[Stored items from a collection]
════════════════════
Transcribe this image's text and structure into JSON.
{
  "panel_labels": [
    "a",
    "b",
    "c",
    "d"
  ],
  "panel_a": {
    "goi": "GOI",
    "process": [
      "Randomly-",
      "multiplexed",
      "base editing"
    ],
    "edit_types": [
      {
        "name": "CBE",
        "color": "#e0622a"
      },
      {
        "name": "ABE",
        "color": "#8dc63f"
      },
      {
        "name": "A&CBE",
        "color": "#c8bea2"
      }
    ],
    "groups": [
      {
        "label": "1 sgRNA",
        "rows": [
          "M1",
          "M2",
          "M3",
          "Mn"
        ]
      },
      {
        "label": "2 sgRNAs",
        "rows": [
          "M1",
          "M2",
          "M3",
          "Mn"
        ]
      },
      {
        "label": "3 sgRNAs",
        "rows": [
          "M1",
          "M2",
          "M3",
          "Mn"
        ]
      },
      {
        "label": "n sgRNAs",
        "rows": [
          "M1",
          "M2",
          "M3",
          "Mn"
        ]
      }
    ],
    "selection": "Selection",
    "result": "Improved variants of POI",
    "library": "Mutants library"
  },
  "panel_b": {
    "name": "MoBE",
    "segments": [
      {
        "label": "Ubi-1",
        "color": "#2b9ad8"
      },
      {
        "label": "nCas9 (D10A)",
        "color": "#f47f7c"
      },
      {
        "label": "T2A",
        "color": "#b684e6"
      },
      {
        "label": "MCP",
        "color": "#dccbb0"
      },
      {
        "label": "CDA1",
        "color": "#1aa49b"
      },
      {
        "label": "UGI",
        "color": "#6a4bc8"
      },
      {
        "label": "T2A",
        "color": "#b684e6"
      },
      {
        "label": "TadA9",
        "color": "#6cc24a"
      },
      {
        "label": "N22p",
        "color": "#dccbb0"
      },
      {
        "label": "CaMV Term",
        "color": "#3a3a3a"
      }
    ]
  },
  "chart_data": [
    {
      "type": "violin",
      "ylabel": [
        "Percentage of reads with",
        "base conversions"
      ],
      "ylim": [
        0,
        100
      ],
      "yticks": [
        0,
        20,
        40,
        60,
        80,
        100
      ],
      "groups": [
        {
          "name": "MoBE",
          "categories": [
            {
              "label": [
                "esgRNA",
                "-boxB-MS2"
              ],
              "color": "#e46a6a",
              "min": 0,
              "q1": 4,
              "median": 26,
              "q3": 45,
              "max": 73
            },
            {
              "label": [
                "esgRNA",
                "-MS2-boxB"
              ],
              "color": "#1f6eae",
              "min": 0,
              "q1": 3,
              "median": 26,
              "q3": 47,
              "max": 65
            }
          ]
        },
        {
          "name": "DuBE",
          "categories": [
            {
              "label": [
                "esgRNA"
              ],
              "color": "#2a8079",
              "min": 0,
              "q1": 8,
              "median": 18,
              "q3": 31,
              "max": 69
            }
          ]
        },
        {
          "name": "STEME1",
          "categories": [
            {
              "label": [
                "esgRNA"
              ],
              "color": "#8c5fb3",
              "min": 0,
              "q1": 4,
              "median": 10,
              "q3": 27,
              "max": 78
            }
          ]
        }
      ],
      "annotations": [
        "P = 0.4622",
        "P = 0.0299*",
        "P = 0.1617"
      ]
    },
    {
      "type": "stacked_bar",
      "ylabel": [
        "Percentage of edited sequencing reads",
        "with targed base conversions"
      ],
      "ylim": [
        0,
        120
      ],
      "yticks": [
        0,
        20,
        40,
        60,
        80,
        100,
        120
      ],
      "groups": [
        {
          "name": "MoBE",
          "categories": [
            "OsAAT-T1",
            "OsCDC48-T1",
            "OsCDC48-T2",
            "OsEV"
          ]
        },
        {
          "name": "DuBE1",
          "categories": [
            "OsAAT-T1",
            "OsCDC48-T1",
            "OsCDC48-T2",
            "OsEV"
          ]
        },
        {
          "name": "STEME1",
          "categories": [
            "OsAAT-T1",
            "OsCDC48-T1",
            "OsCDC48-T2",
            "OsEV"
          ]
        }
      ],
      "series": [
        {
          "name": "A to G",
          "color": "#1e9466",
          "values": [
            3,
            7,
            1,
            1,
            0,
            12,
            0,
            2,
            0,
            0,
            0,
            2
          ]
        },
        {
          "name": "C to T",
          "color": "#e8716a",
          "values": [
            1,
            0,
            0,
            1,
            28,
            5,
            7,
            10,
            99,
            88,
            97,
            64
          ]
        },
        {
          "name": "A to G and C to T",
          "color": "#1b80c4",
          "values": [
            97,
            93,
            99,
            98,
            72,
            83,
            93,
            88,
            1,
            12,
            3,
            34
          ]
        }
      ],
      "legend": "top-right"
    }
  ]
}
════════════════════
Gather each line of the listing that holds the string "Percentage".

**Task result**.
        "Percentage of reads with",
        "Percentage of edited sequencing reads",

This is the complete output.